(Dataset items)
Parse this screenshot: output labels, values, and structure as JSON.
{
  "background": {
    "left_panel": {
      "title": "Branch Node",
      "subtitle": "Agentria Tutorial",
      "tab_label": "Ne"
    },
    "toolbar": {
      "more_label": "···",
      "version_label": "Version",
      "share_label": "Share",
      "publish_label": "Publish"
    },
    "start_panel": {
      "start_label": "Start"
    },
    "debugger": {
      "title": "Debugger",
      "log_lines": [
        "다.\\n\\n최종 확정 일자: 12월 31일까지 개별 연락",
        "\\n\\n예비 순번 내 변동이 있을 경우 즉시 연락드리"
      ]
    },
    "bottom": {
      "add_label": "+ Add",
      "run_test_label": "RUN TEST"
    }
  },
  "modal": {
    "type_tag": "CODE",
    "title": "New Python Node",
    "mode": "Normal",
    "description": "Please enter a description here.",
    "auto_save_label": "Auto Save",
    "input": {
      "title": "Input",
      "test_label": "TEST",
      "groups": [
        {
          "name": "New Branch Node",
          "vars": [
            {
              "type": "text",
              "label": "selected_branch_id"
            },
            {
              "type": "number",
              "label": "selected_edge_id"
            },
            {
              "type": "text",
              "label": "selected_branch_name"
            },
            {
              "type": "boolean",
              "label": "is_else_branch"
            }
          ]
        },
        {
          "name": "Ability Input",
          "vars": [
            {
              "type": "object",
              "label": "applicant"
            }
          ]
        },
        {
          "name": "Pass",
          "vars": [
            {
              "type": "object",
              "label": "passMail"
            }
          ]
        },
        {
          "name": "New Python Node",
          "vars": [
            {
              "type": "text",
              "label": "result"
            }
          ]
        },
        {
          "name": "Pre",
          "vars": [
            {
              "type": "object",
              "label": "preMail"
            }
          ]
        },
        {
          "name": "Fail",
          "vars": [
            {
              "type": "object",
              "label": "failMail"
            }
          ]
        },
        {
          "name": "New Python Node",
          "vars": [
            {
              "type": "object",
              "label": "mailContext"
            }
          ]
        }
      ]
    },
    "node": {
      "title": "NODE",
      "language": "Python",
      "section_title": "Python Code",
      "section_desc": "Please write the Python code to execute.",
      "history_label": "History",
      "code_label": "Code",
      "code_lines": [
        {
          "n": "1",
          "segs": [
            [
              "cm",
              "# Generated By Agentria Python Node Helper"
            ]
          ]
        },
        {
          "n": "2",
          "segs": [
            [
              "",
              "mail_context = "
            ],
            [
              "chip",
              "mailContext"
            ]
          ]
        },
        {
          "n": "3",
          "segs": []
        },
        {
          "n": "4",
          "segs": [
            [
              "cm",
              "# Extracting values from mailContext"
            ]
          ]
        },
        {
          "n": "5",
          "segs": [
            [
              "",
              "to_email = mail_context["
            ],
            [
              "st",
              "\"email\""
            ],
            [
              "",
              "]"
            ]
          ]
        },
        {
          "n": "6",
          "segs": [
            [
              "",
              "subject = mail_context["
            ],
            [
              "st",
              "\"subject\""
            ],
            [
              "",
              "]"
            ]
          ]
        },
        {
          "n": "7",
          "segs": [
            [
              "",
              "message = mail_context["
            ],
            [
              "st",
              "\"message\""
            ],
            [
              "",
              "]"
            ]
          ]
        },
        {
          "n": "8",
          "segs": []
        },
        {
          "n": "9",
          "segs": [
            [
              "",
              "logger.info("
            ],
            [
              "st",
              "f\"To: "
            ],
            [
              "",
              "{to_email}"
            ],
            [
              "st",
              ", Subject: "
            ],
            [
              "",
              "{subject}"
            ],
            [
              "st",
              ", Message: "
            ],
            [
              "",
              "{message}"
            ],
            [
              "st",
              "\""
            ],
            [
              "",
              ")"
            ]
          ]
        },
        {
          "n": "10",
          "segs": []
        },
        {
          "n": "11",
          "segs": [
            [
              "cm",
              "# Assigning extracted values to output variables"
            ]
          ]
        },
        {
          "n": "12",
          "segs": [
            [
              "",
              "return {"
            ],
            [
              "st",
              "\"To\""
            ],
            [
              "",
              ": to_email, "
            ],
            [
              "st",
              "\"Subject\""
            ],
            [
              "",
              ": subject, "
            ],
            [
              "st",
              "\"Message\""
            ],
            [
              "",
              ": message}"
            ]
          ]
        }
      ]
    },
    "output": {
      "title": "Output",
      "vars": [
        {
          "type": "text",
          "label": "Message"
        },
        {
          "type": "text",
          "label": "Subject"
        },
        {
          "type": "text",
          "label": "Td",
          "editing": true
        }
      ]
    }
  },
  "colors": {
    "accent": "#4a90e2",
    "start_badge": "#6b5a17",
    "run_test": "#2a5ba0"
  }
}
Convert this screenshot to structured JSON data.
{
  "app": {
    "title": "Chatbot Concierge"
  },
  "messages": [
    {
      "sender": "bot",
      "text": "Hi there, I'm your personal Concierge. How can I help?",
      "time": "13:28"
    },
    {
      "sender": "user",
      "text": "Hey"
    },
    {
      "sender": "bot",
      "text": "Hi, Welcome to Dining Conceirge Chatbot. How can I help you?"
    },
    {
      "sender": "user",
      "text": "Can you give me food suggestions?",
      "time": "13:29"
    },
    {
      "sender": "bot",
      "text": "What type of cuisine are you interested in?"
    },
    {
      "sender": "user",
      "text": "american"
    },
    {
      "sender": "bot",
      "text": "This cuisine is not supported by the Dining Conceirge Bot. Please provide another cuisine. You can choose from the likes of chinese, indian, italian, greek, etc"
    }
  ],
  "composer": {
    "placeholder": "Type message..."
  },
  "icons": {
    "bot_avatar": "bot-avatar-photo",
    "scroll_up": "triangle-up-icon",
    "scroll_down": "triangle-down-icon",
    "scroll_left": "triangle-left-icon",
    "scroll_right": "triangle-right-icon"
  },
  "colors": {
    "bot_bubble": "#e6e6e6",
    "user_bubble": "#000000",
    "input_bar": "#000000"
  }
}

**PROBLEM DESCRIPTION**
Write out every entry again, keeping each line exactly the same.

**EXERCISE RESPONSE**
Parse this screenshot: output labels, values, and structure as JSON.
{
  "background": {
    "left_panel": {
      "title": "Branch Node",
      "subtitle": "Agentria Tutorial",
      "tab_label": "Ne"
    },
    "toolbar": {
      "more_label": "···",
      "version_label": "Version",
      "share_label": "Share",
      "publish_label": "Publish"
    },
    "start_panel": {
      "start_label": "Start"
    },
    "debugger": {
      "title": "Debugger",
      "log_lines": [
        "다.\\n\\n최종 확정 일자: 12월 31일까지 개별 연락",
        "\\n\\n예비 순번 내 변동이 있을 경우 즉시 연락드리"
      ]
    },
    "bottom": {
      "add_label": "+ Add",
      "run_test_label": "RUN TEST"
    }
  },
  "modal": {
    "type_tag": "CODE",
    "title": "New Python Node",
    "mode": "Normal",
    "description": "Please enter a description here.",
    "auto_save_label": "Auto Save",
    "input": {
      "title": "Input",
      "test_label": "TEST",
      "groups": [
        {
          "name": "New Branch Node",
          "vars": [
            {
              "type": "text",
              "label": "selected_branch_id"
            },
            {
              "type": "number",
              "label": "selected_edge_id"
            },
            {
              "type": "text",
              "label": "selected_branch_name"
            },
            {
              "type": "boolean",
              "label": "is_else_branch"
            }
          ]
        },
        {
          "name": "Ability Input",
          "vars": [
            {
              "type": "object",
              "label": "applicant"
            }
          ]
        },
        {
          "name": "Pass",
          "vars": [
            {
              "type": "object",
              "label": "passMail"
            }
          ]
        },
        {
          "name": "New Python Node",
          "vars": [
            {
              "type": "text",
              "label": "result"
            }
          ]
        },
        {
          "name": "Pre",
          "vars": [
            {
              "type": "object",
              "label": "preMail"
            }
          ]
        },
        {
          "name": "Fail",
          "vars": [
            {
              "type": "object",
              "label": "failMail"
            }
          ]
        },
        {
          "name": "New Python Node",
          "vars": [
            {
              "type": "object",
              "label": "mailContext"
            }
          ]
        }
      ]
    },
    "node": {
      "title": "NODE",
      "language": "Python",
      "section_title": "Python Code",
      "section_desc": "Please write the Python code to execute.",
      "history_label": "History",
      "code_label": "Code",
      "code_lines": [
        {
          "n": "1",
          "segs": [
            [
              "cm",
              "# Generated By Agentria Python Node Helper"
            ]
          ]
        },
        {
          "n": "2",
          "segs": [
            [
              "",
              "mail_context = "
            ],
            [
              "chip",
              "mailContext"
            ]
          ]
        },
        {
          "n": "3",
          "segs": []
        },
        {
          "n": "4",
          "segs": [
            [
              "cm",
              "# Extracting values from mailContext"
            ]
          ]
        },
        {
          "n": "5",
          "segs": [
            [
              "",
              "to_email = mail_context["
            ],
            [
              "st",
              "\"email\""
            ],
            [
              "",
              "]"
            ]
          ]
        },
        {
          "n": "6",
          "segs": [
            [
              "",
              "subject = mail_context["
            ],
            [
              "st",
              "\"subject\""
            ],
            [
              "",
              "]"
            ]
          ]
        },
        {
          "n": "7",
          "segs": [
            [
              "",
              "message = mail_context["
            ],
            [
              "st",
              "\"message\""
            ],
            [
              "",
              "]"
            ]
          ]
        },
        {
          "n": "8",
          "segs": []
        },
        {
          "n": "9",
          "segs": [
            [
              "",
              "logger.info("
            ],
            [
              "st",
              "f\"To: "
            ],
            [
              "",
              "{to_email}"
            ],
            [
              "st",
              ", Subject: "
            ],
            [
              "",
              "{subject}"
            ],
            [
              "st",
              ", Message: "
            ],
            [
              "",
              "{message}"
            ],
            [
              "st",
              "\""
            ],
            [
              "",
              ")"
            ]
          ]
        },
        {
          "n": "10",
          "segs": []
        },
        {
          "n": "11",
          "segs": [
            [
              "cm",
              "# Assigning extracted values to output variables"
            ]
          ]
        },
        {
          "n": "12",
          "segs": [
            [
              "",
              "return {"
            ],
            [
              "st",
              "\"To\""
            ],
            [
              "",
              ": to_email, "
            ],
            [
              "st",
              "\"Subject\""
            ],
            [
              "",
              ": subject, "
            ],
            [
              "st",
              "\"Message\""
            ],
            [
              "",
              ": message}"
            ]
          ]
        }
      ]
    },
    "output": {
      "title": "Output",
      "vars": [
        {
          "type": "text",
          "label": "Message"
        },
        {
          "type": "text",
          "label": "Subject"
        },
        {
          "type": "text",
          "label": "Td",
          "editing": true
        }
      ]
    }
  },
  "colors": {
    "accent": "#4a90e2",
    "start_badge": "#6b5a17",
    "run_test": "#2a5ba0"
  }
}
Convert this screenshot to structured JSON data.
{
  "app": {
    "title": "Chatbot Concierge"
  },
  "messages": [
    {
      "sender": "bot",
      "text": "Hi there, I'm your personal Concierge. How can I help?",
      "time": "13:28"
    },
    {
      "sender": "user",
      "text": "Hey"
    },
    {
      "sender": "bot",
      "text": "Hi, Welcome to Dining Conceirge Chatbot. How can I help you?"
    },
    {
      "sender": "user",
      "text": "Can you give me food suggestions?",
      "time": "13:29"
    },
    {
      "sender": "bot",
      "text": "What type of cuisine are you interested in?"
    },
    {
      "sender": "user",
      "text": "american"
    },
    {
      "sender": "bot",
      "text": "This cuisine is not supported by the Dining Conceirge Bot. Please provide another cuisine. You can choose from the likes of chinese, indian, italian, greek, etc"
    }
  ],
  "composer": {
    "placeholder": "Type message..."
  },
  "icons": {
    "bot_avatar": "bot-avatar-photo",
    "scroll_up": "triangle-up-icon",
    "scroll_down": "triangle-down-icon",
    "scroll_left": "triangle-left-icon",
    "scroll_right": "triangle-right-icon"
  },
  "colors": {
    "bot_bubble": "#e6e6e6",
    "user_bubble": "#000000",
    "input_bar": "#000000"
  }
}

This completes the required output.